• _Problem to work on_: Below are some entries. Work out how many of their lines hold the word "Wuppertal", and write that number alone.

• _Provided data_:

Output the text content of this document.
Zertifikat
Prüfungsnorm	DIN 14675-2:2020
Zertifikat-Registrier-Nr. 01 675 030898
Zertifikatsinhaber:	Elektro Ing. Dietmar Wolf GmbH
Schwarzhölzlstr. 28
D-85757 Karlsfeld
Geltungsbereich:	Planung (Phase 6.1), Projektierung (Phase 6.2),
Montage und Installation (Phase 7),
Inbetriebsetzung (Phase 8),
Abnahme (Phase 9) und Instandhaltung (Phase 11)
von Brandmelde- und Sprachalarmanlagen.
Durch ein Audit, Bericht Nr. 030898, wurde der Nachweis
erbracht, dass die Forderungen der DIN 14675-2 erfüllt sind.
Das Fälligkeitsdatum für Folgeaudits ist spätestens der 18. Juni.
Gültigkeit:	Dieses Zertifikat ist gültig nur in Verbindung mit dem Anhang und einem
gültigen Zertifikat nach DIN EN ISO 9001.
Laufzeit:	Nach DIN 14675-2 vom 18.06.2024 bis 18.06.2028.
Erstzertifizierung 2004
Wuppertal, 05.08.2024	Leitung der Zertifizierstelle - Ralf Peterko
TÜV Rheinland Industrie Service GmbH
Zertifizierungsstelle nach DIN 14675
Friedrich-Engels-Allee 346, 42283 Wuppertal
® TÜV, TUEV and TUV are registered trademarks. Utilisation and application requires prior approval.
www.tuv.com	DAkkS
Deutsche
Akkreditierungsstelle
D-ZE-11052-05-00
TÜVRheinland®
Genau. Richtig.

• _Solution below_: 2